- [TO BE DONE]:
Repeat only the lines from the one holding "Parse this screenshot: output" down to the last line of the listing below, including both of those lines.
┏━━
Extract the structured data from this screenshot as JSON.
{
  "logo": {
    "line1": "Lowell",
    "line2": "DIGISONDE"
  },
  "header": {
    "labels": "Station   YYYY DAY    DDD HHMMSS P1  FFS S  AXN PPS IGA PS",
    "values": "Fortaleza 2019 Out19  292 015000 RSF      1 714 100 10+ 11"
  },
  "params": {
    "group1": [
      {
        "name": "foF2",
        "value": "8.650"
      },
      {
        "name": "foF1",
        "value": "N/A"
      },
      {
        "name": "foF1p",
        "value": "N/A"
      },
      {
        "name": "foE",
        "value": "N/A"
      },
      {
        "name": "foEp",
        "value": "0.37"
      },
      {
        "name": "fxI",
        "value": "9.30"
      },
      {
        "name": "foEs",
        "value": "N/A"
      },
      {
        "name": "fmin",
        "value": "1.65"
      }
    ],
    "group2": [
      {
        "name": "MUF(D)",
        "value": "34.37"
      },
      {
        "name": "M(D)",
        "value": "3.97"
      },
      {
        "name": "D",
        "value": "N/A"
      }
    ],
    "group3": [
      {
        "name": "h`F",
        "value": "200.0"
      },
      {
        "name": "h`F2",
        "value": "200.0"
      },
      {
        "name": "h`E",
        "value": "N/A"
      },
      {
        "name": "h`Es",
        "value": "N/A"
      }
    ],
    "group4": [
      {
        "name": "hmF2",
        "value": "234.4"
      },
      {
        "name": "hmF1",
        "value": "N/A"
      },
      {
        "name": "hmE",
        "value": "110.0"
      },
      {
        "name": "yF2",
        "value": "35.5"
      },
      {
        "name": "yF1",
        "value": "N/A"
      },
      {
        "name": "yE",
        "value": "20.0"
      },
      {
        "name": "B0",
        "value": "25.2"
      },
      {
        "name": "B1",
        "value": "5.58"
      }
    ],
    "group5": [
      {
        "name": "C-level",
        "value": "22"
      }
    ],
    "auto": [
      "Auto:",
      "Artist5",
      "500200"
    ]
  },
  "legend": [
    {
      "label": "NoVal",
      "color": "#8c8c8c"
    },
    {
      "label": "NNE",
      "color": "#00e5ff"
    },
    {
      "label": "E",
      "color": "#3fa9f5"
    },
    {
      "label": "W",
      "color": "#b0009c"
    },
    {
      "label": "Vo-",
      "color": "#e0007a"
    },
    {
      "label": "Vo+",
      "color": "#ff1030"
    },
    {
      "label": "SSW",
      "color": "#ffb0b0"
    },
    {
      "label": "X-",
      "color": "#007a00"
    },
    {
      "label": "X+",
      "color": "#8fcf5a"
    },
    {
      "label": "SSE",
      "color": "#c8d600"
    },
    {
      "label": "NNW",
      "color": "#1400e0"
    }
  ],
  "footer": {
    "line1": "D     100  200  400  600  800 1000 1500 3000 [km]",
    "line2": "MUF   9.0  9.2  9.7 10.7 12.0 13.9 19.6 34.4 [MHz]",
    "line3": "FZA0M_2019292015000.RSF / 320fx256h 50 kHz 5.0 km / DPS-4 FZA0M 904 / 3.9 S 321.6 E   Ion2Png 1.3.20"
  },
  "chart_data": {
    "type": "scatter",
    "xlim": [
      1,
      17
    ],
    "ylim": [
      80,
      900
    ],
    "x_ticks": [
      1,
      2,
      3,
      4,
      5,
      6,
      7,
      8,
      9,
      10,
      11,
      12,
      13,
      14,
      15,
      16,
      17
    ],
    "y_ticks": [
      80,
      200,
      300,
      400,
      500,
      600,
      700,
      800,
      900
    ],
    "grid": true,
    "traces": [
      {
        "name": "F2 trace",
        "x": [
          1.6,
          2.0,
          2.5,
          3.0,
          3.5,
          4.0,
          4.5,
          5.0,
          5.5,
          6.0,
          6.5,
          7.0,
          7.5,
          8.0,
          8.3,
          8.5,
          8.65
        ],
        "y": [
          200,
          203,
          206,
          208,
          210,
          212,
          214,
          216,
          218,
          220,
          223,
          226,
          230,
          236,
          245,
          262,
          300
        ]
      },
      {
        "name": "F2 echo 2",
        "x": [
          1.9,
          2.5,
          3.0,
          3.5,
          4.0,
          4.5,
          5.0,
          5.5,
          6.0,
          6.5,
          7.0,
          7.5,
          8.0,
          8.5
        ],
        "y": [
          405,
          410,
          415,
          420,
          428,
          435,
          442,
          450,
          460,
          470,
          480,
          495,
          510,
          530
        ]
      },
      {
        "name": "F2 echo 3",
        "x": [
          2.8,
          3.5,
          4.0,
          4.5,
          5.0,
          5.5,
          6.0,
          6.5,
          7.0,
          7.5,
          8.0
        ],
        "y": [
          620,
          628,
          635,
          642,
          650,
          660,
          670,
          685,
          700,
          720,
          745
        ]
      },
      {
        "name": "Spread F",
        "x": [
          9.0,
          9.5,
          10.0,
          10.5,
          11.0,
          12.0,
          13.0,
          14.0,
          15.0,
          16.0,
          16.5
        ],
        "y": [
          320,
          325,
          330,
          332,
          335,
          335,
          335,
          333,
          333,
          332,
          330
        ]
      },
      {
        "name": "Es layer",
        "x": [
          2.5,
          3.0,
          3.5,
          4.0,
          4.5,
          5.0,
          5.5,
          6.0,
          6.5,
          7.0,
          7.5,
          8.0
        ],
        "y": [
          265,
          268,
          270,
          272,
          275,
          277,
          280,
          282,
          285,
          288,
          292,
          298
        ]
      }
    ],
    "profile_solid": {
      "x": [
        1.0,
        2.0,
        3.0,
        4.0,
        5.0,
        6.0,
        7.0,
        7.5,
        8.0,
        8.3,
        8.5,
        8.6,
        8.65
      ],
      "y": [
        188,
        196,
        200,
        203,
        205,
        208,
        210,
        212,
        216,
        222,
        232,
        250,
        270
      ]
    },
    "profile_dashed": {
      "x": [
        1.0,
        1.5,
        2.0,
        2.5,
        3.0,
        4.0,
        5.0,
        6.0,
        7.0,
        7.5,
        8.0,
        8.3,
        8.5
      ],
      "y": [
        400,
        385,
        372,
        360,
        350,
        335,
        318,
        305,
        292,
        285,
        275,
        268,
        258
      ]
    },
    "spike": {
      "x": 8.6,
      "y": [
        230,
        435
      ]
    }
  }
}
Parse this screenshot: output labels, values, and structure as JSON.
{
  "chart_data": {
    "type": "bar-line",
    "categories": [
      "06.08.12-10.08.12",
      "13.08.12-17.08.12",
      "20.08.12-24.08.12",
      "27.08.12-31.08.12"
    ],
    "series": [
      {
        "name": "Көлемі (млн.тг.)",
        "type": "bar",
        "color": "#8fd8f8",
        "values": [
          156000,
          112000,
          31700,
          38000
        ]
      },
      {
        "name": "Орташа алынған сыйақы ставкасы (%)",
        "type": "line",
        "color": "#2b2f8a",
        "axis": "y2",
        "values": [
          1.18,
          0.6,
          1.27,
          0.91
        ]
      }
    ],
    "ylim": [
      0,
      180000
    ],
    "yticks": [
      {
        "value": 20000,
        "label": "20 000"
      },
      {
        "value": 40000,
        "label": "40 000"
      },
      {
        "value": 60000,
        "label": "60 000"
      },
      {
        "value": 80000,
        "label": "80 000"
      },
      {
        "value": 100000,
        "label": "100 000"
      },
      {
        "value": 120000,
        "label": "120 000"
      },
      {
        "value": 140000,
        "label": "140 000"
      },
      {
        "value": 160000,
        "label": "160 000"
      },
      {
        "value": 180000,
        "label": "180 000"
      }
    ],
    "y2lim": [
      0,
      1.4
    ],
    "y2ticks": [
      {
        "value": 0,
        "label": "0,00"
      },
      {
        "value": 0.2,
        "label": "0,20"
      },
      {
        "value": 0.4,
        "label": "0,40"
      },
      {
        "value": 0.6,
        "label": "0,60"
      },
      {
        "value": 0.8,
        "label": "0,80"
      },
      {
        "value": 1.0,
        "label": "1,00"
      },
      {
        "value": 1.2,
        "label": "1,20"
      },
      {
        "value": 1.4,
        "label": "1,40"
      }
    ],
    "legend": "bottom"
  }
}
┗━━
- [RESULT OF THIS TASK]:
Parse this screenshot: output labels, values, and structure as JSON.
{
  "chart_data": {
    "type": "bar-line",
    "categories": [
      "06.08.12-10.08.12",
      "13.08.12-17.08.12",
      "20.08.12-24.08.12",
      "27.08.12-31.08.12"
    ],
    "series": [
      {
        "name": "Көлемі (млн.тг.)",
        "type": "bar",
        "color": "#8fd8f8",
        "values": [
          156000,
          112000,
          31700,
          38000
        ]
      },
      {
        "name": "Орташа алынған сыйақы ставкасы (%)",
        "type": "line",
        "color": "#2b2f8a",
        "axis": "y2",
        "values": [
          1.18,
          0.6,
          1.27,
          0.91
        ]
      }
    ],
    "ylim": [
      0,
      180000
    ],
    "yticks": [
      {
        "value": 20000,
        "label": "20 000"
      },
      {
        "value": 40000,
        "label": "40 000"
      },
      {
        "value": 60000,
        "label": "60 000"
      },
      {
        "value": 80000,
        "label": "80 000"
      },
      {
        "value": 100000,
        "label": "100 000"
      },
      {
        "value": 120000,
        "label": "120 000"
      },
      {
        "value": 140000,
        "label": "140 000"
      },
      {
        "value": 160000,
        "label": "160 000"
      },
      {
        "value": 180000,
        "label": "180 000"
      }
    ],
    "y2lim": [
      0,
      1.4
    ],
    "y2ticks": [
      {
        "value": 0,
        "label": "0,00"
      },
      {
        "value": 0.2,
        "label": "0,20"
      },
      {
        "value": 0.4,
        "label": "0,40"
      },
      {
        "value": 0.6,
        "label": "0,60"
      },
      {
        "value": 0.8,
        "label": "0,80"
      },
      {
        "value": 1.0,
        "label": "1,00"
      },
      {
        "value": 1.2,
        "label": "1,20"
      },
      {
        "value": 1.4,
        "label": "1,40"
      }
    ],
    "legend": "bottom"
  }
}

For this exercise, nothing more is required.